======== DATA FOR THIS EXERCISE
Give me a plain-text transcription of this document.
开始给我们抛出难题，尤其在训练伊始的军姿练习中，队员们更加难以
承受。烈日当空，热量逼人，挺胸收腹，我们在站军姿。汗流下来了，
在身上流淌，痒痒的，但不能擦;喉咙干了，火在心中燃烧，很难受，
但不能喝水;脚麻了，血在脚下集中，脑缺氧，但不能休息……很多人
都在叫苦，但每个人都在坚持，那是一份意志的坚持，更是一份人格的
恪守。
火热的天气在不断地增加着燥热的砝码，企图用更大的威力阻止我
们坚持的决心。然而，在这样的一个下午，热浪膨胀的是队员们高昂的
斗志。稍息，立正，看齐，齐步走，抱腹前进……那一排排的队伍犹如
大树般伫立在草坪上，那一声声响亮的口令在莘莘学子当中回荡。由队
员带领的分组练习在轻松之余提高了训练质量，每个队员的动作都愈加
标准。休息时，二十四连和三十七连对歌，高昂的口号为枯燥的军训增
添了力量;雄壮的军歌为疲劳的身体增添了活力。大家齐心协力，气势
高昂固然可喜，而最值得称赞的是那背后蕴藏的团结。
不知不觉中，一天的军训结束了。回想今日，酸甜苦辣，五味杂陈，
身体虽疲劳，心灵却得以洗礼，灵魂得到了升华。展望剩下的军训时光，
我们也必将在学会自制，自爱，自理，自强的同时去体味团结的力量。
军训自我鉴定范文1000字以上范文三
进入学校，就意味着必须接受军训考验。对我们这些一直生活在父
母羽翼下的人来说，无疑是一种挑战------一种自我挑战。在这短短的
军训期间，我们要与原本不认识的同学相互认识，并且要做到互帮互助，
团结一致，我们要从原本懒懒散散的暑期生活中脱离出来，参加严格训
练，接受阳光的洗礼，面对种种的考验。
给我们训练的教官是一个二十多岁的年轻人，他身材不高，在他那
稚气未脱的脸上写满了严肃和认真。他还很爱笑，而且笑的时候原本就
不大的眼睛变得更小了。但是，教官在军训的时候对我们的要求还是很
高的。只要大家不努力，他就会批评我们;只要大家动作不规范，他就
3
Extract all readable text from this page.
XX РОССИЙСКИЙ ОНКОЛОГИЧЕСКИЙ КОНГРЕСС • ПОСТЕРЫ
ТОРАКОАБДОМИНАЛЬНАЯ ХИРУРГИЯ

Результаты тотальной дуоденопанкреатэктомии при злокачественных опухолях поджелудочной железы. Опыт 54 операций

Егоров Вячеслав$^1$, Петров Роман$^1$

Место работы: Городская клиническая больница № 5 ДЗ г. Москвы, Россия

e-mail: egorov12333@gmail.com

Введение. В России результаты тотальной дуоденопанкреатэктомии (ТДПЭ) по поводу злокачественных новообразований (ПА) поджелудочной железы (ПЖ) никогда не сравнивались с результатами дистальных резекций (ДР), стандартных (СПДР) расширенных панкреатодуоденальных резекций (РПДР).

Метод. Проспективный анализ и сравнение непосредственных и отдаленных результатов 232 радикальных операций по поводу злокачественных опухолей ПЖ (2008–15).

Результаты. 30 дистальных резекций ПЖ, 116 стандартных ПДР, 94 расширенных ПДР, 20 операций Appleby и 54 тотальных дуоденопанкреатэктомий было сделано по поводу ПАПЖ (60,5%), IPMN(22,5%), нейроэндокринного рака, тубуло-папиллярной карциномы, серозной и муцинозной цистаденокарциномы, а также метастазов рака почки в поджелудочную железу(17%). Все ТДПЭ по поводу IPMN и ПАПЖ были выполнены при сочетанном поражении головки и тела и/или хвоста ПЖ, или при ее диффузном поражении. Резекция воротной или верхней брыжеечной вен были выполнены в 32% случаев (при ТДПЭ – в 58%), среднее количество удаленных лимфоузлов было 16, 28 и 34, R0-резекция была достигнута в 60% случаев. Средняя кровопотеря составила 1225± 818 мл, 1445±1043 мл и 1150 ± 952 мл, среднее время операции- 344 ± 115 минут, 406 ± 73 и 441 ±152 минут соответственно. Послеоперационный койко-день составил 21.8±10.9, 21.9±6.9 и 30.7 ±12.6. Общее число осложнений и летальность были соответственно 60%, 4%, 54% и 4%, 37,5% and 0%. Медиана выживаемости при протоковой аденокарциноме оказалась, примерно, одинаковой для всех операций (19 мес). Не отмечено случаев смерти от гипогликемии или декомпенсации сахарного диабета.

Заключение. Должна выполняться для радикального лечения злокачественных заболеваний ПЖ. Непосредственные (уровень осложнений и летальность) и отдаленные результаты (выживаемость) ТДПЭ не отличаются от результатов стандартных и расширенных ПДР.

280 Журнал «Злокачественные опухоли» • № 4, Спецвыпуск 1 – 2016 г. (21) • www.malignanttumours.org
================
GIVEN TASK: Lines that hold the word "результатов" are the ones to return, every one of them.

WRITTEN REPLY:
Метод. Проспективный анализ и сравнение непосредственных и отдаленных результатов 232 радикальных операций по поводу злокачественных опухолей ПЖ (2008–15).
Заключение. Должна выполняться для радикального лечения злокачественных заболеваний ПЖ. Непосредственные (уровень осложнений и летальность) и отдаленные результаты (выживаемость) ТДПЭ не отличаются от результатов стандартных и расширенных ПДР.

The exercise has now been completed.